### [Exercise]
Find every line in the records below that holds the word "Codes", and copy it out.

====== Data supplied

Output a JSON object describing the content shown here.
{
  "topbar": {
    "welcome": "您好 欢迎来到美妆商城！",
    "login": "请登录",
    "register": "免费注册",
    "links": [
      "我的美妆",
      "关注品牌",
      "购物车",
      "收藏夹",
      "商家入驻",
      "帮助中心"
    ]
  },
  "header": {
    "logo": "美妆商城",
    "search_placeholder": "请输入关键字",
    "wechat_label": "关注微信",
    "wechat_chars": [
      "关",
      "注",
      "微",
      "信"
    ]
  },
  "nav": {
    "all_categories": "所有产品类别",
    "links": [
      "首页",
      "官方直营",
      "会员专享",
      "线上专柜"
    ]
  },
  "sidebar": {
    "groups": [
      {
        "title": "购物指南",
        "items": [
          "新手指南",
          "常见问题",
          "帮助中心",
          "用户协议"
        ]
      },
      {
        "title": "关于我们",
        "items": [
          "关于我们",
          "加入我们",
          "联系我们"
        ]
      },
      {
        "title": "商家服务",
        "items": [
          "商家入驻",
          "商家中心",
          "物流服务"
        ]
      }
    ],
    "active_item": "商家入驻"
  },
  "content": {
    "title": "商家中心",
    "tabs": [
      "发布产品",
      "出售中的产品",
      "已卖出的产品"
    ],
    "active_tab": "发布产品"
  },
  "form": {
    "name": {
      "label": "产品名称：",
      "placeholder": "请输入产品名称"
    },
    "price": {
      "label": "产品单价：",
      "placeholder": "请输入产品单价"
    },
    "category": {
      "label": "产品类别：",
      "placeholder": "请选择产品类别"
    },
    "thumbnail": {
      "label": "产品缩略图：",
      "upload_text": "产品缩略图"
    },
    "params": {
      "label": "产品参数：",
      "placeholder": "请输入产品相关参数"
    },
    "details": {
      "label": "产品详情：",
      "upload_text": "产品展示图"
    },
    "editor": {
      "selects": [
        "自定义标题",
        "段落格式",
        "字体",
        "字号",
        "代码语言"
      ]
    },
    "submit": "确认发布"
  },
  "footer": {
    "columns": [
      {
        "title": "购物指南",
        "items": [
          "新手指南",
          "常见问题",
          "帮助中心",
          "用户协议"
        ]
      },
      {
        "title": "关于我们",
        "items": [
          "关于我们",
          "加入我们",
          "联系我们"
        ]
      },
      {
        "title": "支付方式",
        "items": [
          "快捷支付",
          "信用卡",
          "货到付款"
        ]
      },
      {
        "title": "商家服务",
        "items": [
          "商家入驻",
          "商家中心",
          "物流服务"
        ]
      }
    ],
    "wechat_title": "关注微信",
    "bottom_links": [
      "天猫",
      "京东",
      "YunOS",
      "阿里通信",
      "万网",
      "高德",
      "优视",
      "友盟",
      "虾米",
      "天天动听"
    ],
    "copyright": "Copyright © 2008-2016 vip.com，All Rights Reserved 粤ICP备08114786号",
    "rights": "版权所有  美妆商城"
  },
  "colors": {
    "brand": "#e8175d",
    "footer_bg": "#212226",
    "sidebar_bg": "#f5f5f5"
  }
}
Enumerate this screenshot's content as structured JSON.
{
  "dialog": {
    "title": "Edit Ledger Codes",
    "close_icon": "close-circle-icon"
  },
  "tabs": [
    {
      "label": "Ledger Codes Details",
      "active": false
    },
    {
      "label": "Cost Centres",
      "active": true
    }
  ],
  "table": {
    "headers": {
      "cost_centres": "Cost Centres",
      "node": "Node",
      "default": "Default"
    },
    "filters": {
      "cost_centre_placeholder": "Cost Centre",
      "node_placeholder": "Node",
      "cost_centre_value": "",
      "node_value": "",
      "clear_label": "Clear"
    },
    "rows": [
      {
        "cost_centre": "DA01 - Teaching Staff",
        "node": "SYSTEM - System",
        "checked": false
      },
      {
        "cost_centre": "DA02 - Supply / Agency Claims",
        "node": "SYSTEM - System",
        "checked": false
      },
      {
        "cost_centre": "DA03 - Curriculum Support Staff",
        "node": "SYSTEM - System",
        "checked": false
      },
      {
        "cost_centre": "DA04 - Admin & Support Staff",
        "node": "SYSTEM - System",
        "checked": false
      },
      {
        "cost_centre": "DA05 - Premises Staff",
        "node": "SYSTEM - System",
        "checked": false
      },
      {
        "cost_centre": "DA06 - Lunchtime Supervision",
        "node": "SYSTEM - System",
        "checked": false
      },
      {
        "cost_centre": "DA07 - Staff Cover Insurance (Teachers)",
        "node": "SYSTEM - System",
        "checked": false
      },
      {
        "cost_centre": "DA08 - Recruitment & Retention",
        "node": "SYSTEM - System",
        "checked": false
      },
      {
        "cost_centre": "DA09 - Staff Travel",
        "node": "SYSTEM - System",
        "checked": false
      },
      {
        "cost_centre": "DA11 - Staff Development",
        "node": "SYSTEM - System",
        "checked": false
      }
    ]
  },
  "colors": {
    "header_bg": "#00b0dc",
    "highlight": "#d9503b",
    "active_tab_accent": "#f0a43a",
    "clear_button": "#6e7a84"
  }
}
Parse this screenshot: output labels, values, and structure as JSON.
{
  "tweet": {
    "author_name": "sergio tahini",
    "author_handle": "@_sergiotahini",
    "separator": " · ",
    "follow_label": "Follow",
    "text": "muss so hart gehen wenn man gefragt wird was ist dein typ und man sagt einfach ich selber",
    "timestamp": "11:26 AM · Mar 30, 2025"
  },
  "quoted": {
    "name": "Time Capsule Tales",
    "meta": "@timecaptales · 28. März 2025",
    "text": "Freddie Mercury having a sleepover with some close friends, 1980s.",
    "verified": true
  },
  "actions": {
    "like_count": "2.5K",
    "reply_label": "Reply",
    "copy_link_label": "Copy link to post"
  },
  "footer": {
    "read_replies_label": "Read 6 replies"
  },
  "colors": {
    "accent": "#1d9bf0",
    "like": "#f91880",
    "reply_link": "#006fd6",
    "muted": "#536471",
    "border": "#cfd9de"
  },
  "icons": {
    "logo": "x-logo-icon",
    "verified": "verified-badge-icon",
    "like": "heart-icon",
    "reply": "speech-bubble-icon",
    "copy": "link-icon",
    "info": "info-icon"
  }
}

============

### [Answer to this exercise]
    "title": "Edit Ledger Codes",
      "label": "Ledger Codes Details",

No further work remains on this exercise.